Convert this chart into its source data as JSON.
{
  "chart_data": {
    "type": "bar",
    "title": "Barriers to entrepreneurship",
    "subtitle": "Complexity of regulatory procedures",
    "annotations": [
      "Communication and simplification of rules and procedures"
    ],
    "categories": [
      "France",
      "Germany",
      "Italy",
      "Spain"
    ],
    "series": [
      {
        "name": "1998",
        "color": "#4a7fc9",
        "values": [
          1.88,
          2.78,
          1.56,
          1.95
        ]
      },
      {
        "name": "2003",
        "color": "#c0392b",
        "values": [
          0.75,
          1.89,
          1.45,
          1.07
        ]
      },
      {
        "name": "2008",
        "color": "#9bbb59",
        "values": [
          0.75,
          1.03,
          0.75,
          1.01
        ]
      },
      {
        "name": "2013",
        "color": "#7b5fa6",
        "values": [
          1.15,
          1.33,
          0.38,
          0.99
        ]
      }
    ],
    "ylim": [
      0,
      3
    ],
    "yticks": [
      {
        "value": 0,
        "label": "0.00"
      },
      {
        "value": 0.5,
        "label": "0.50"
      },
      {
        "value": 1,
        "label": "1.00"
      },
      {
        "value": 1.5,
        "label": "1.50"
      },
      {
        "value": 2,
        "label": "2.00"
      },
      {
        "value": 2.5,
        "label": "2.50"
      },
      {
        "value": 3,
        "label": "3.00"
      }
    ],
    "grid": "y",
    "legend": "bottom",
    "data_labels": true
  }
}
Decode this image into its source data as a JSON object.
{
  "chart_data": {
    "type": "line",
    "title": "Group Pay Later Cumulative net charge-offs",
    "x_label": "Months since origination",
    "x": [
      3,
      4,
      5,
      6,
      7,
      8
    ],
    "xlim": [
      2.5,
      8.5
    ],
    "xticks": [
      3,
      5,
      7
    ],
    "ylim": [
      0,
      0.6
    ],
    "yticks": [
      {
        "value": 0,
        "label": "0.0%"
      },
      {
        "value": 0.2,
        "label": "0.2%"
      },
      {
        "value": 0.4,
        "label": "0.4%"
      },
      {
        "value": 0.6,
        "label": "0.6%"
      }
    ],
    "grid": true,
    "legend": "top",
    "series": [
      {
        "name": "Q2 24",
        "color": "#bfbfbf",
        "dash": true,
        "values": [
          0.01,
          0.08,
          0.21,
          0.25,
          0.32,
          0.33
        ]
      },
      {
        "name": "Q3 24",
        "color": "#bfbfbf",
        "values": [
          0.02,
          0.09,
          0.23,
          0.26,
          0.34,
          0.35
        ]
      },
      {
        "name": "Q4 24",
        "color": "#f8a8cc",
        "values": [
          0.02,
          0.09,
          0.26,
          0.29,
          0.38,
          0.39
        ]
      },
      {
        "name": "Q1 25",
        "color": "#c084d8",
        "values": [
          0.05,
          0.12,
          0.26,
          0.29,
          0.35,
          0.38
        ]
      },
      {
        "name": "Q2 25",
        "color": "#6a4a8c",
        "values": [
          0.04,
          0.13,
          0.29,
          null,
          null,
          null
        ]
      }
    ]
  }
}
****************
Each line above is to be repeated exactly.

Convert this chart into its source data as JSON.
{
  "chart_data": {
    "type": "bar",
    "title": "Barriers to entrepreneurship",
    "subtitle": "Complexity of regulatory procedures",
    "annotations": [
      "Communication and simplification of rules and procedures"
    ],
    "categories": [
      "France",
      "Germany",
      "Italy",
      "Spain"
    ],
    "series": [
      {
        "name": "1998",
        "color": "#4a7fc9",
        "values": [
          1.88,
          2.78,
          1.56,
          1.95
        ]
      },
      {
        "name": "2003",
        "color": "#c0392b",
        "values": [
          0.75,
          1.89,
          1.45,
          1.07
        ]
      },
      {
        "name": "2008",
        "color": "#9bbb59",
        "values": [
          0.75,
          1.03,
          0.75,
          1.01
        ]
      },
      {
        "name": "2013",
        "color": "#7b5fa6",
        "values": [
          1.15,
          1.33,
          0.38,
          0.99
        ]
      }
    ],
    "ylim": [
      0,
      3
    ],
    "yticks": [
      {
        "value": 0,
        "label": "0.00"
      },
      {
        "value": 0.5,
        "label": "0.50"
      },
      {
        "value": 1,
        "label": "1.00"
      },
      {
        "value": 1.5,
        "label": "1.50"
      },
      {
        "value": 2,
        "label": "2.00"
      },
      {
        "value": 2.5,
        "label": "2.50"
      },
      {
        "value": 3,
        "label": "3.00"
      }
    ],
    "grid": "y",
    "legend": "bottom",
    "data_labels": true
  }
}
Decode this image into its source data as a JSON object.
{
  "chart_data": {
    "type": "line",
    "title": "Group Pay Later Cumulative net charge-offs",
    "x_label": "Months since origination",
    "x": [
      3,
      4,
      5,
      6,
      7,
      8
    ],
    "xlim": [
      2.5,
      8.5
    ],
    "xticks": [
      3,
      5,
      7
    ],
    "ylim": [
      0,
      0.6
    ],
    "yticks": [
      {
        "value": 0,
        "label": "0.0%"
      },
      {
        "value": 0.2,
        "label": "0.2%"
      },
      {
        "value": 0.4,
        "label": "0.4%"
      },
      {
        "value": 0.6,
        "label": "0.6%"
      }
    ],
    "grid": true,
    "legend": "top",
    "series": [
      {
        "name": "Q2 24",
        "color": "#bfbfbf",
        "dash": true,
        "values": [
          0.01,
          0.08,
          0.21,
          0.25,
          0.32,
          0.33
        ]
      },
      {
        "name": "Q3 24",
        "color": "#bfbfbf",
        "values": [
          0.02,
          0.09,
          0.23,
          0.26,
          0.34,
          0.35
        ]
      },
      {
        "name": "Q4 24",
        "color": "#f8a8cc",
        "values": [
          0.02,
          0.09,
          0.26,
          0.29,
          0.38,
          0.39
        ]
      },
      {
        "name": "Q1 25",
        "color": "#c084d8",
        "values": [
          0.05,
          0.12,
          0.26,
          0.29,
          0.35,
          0.38
        ]
      },
      {
        "name": "Q2 25",
        "color": "#6a4a8c",
        "values": [
          0.04,
          0.13,
          0.29,
          null,
          null,
          null
        ]
      }
    ]
  }
}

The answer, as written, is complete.